Figure collection entries

_ _ _ _ _ _ _

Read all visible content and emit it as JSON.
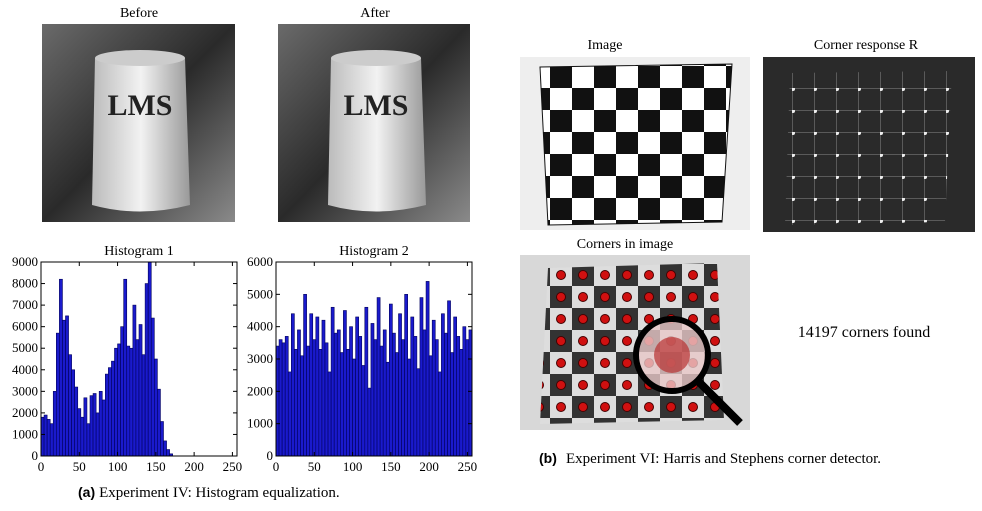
{
  "figure": {
    "before": "Before",
    "after": "After",
    "image": "Image",
    "corner_response": "Corner response R",
    "corners_in_image": "Corners in image",
    "corners_found": "14197 corners found",
    "caption_a": {
      "label": "(a)",
      "text": "Experiment IV: Histogram equalization."
    },
    "caption_b": {
      "label": "(b)",
      "text": "Experiment VI: Harris and Stephens corner detector."
    }
  },
  "chart_data": [
    {
      "type": "histogram",
      "title": "Histogram 1",
      "color": "#1a1acc",
      "bins": [
        0,
        4,
        8,
        12,
        16,
        20,
        24,
        28,
        32,
        36,
        40,
        44,
        48,
        52,
        56,
        60,
        64,
        68,
        72,
        76,
        80,
        84,
        88,
        92,
        96,
        100,
        104,
        108,
        112,
        116,
        120,
        124,
        128,
        132,
        136,
        140,
        144,
        148,
        152,
        156,
        160,
        164,
        168,
        172,
        176,
        180,
        184,
        188,
        192,
        196,
        200,
        204,
        208,
        212,
        216,
        220,
        224,
        228,
        232,
        236,
        240,
        244,
        248,
        252,
        256
      ],
      "values": [
        1800,
        1900,
        1700,
        1500,
        3000,
        5700,
        8200,
        6300,
        6500,
        4700,
        4000,
        3200,
        2200,
        1800,
        2700,
        1500,
        2800,
        2900,
        2000,
        3000,
        2600,
        3800,
        4100,
        4400,
        5000,
        5200,
        6000,
        8200,
        5100,
        5000,
        7000,
        5400,
        6100,
        4700,
        8000,
        9000,
        6400,
        4500,
        3100,
        1600,
        700,
        300,
        100,
        0,
        0,
        0,
        0,
        0,
        0,
        0,
        0,
        0,
        0,
        0,
        0,
        0,
        0,
        0,
        0,
        0,
        0,
        0,
        0,
        0
      ],
      "xlim": [
        0,
        256
      ],
      "xticks": [
        0,
        50,
        100,
        150,
        200,
        250
      ],
      "ylim": [
        0,
        9000
      ],
      "yticks": [
        0,
        1000,
        2000,
        3000,
        4000,
        5000,
        6000,
        7000,
        8000,
        9000
      ]
    },
    {
      "type": "histogram",
      "title": "Histogram 2",
      "color": "#1a1acc",
      "bins": [
        0,
        4,
        8,
        12,
        16,
        20,
        24,
        28,
        32,
        36,
        40,
        44,
        48,
        52,
        56,
        60,
        64,
        68,
        72,
        76,
        80,
        84,
        88,
        92,
        96,
        100,
        104,
        108,
        112,
        116,
        120,
        124,
        128,
        132,
        136,
        140,
        144,
        148,
        152,
        156,
        160,
        164,
        168,
        172,
        176,
        180,
        184,
        188,
        192,
        196,
        200,
        204,
        208,
        212,
        216,
        220,
        224,
        228,
        232,
        236,
        240,
        244,
        248,
        252,
        256
      ],
      "values": [
        3400,
        3600,
        3500,
        3700,
        2600,
        4400,
        3300,
        3900,
        3100,
        5000,
        3400,
        4400,
        3600,
        4300,
        3300,
        4200,
        3500,
        2600,
        4600,
        3800,
        3900,
        3200,
        4500,
        3300,
        4000,
        3000,
        4300,
        3700,
        2800,
        4600,
        2100,
        4100,
        3600,
        4900,
        3400,
        3900,
        2900,
        4700,
        3800,
        3200,
        4400,
        3600,
        5000,
        3000,
        4300,
        3700,
        2700,
        4900,
        3900,
        5400,
        3100,
        4200,
        3600,
        2600,
        4400,
        3800,
        4800,
        3200,
        4300,
        3700,
        3300,
        4000,
        3600,
        3900
      ],
      "xlim": [
        0,
        256
      ],
      "xticks": [
        0,
        50,
        100,
        150,
        200,
        250
      ],
      "ylim": [
        0,
        6000
      ],
      "yticks": [
        0,
        1000,
        2000,
        3000,
        4000,
        5000,
        6000
      ]
    }
  ]
}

_ _ _ _ _ _ _

◆ Given task:
Set down the material exactly, every line of it, except for the pictures.

◆ Answer for the task:
Read all visible content and emit it as JSON.
{
  "figure": {
    "before": "Before",
    "after": "After",
    "image": "Image",
    "corner_response": "Corner response R",
    "corners_in_image": "Corners in image",
    "corners_found": "14197 corners found",
    "caption_a": {
      "label": "(a)",
      "text": "Experiment IV: Histogram equalization."
    },
    "caption_b": {
      "label": "(b)",
      "text": "Experiment VI: Harris and Stephens corner detector."
    }
  },
  "chart_data": [
    {
      "type": "histogram",
      "title": "Histogram 1",
      "color": "#1a1acc",
      "bins": [
        0,
        4,
        8,
        12,
        16,
        20,
        24,
        28,
        32,
        36,
        40,
        44,
        48,
        52,
        56,
        60,
        64,
        68,
        72,
        76,
        80,
        84,
        88,
        92,
        96,
        100,
        104,
        108,
        112,
        116,
        120,
        124,
        128,
        132,
        136,
        140,
        144,
        148,
        152,
        156,
        160,
        164,
        168,
        172,
        176,
        180,
        184,
        188,
        192,
        196,
        200,
        204,
        208,
        212,
        216,
        220,
        224,
        228,
        232,
        236,
        240,
        244,
        248,
        252,
        256
      ],
      "values": [
        1800,
        1900,
        1700,
        1500,
        3000,
        5700,
        8200,
        6300,
        6500,
        4700,
        4000,
        3200,
        2200,
        1800,
        2700,
        1500,
        2800,
        2900,
        2000,
        3000,
        2600,
        3800,
        4100,
        4400,
        5000,
        5200,
        6000,
        8200,
        5100,
        5000,
        7000,
        5400,
        6100,
        4700,
        8000,
        9000,
        6400,
        4500,
        3100,
        1600,
        700,
        300,
        100,
        0,
        0,
        0,
        0,
        0,
        0,
        0,
        0,
        0,
        0,
        0,
        0,
        0,
        0,
        0,
        0,
        0,
        0,
        0,
        0,
        0
      ],
      "xlim": [
        0,
        256
      ],
      "xticks": [
        0,
        50,
        100,
        150,
        200,
        250
      ],
      "ylim": [
        0,
        9000
      ],
      "yticks": [
        0,
        1000,
        2000,
        3000,
        4000,
        5000,
        6000,
        7000,
        8000,
        9000
      ]
    },
    {
      "type": "histogram",
      "title": "Histogram 2",
      "color": "#1a1acc",
      "bins": [
        0,
        4,
        8,
        12,
        16,
        20,
        24,
        28,
        32,
        36,
        40,
        44,
        48,
        52,
        56,
        60,
        64,
        68,
        72,
        76,
        80,
        84,
        88,
        92,
        96,
        100,
        104,
        108,
        112,
        116,
        120,
        124,
        128,
        132,
        136,
        140,
        144,
        148,
        152,
        156,
        160,
        164,
        168,
        172,
        176,
        180,
        184,
        188,
        192,
        196,
        200,
        204,
        208,
        212,
        216,
        220,
        224,
        228,
        232,
        236,
        240,
        244,
        248,
        252,
        256
      ],
      "values": [
        3400,
        3600,
        3500,
        3700,
        2600,
        4400,
        3300,
        3900,
        3100,
        5000,
        3400,
        4400,
        3600,
        4300,
        3300,
        4200,
        3500,
        2600,
        4600,
        3800,
        3900,
        3200,
        4500,
        3300,
        4000,
        3000,
        4300,
        3700,
        2800,
        4600,
        2100,
        4100,
        3600,
        4900,
        3400,
        3900,
        2900,
        4700,
        3800,
        3200,
        4400,
        3600,
        5000,
        3000,
        4300,
        3700,
        2700,
        4900,
        3900,
        5400,
        3100,
        4200,
        3600,
        2600,
        4400,
        3800,
        4800,
        3200,
        4300,
        3700,
        3300,
        4000,
        3600,
        3900
      ],
      "xlim": [
        0,
        256
      ],
      "xticks": [
        0,
        50,
        100,
        150,
        200,
        250
      ],
      "ylim": [
        0,
        6000
      ],
      "yticks": [
        0,
        1000,
        2000,
        3000,
        4000,
        5000,
        6000
      ]
    }
  ]
}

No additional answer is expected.